• _Exercise prompt_: Below is a set of records. Repeat all of them exactly.

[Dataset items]
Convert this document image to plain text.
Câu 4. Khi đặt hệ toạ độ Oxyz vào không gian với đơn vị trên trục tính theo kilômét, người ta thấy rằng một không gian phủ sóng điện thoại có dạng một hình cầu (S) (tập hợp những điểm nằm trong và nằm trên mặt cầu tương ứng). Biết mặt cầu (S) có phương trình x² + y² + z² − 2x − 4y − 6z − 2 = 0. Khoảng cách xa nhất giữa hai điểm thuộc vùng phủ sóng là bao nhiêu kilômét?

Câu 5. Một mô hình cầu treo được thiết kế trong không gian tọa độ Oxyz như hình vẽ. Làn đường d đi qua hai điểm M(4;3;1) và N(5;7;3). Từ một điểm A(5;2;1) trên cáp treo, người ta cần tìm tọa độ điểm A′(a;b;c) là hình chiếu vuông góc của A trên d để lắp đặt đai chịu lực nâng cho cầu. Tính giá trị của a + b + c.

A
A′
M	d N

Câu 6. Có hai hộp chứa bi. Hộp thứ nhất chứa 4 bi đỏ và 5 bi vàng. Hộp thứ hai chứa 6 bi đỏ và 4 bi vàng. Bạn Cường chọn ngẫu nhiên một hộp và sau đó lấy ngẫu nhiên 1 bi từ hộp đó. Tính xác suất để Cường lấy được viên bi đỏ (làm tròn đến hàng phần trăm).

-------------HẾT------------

• _Response to this exercise_:
Convert this document image to plain text.
Câu 4. Khi đặt hệ toạ độ Oxyz vào không gian với đơn vị trên trục tính theo kilômét, người ta thấy rằng một không gian phủ sóng điện thoại có dạng một hình cầu (S) (tập hợp những điểm nằm trong và nằm trên mặt cầu tương ứng). Biết mặt cầu (S) có phương trình x² + y² + z² − 2x − 4y − 6z − 2 = 0. Khoảng cách xa nhất giữa hai điểm thuộc vùng phủ sóng là bao nhiêu kilômét?

Câu 5. Một mô hình cầu treo được thiết kế trong không gian tọa độ Oxyz như hình vẽ. Làn đường d đi qua hai điểm M(4;3;1) và N(5;7;3). Từ một điểm A(5;2;1) trên cáp treo, người ta cần tìm tọa độ điểm A′(a;b;c) là hình chiếu vuông góc của A trên d để lắp đặt đai chịu lực nâng cho cầu. Tính giá trị của a + b + c.

A
A′
M	d N

Câu 6. Có hai hộp chứa bi. Hộp thứ nhất chứa 4 bi đỏ và 5 bi vàng. Hộp thứ hai chứa 6 bi đỏ và 4 bi vàng. Bạn Cường chọn ngẫu nhiên một hộp và sau đó lấy ngẫu nhiên 1 bi từ hộp đó. Tính xác suất để Cường lấy được viên bi đỏ (làm tròn đến hàng phần trăm).

-------------HẾT------------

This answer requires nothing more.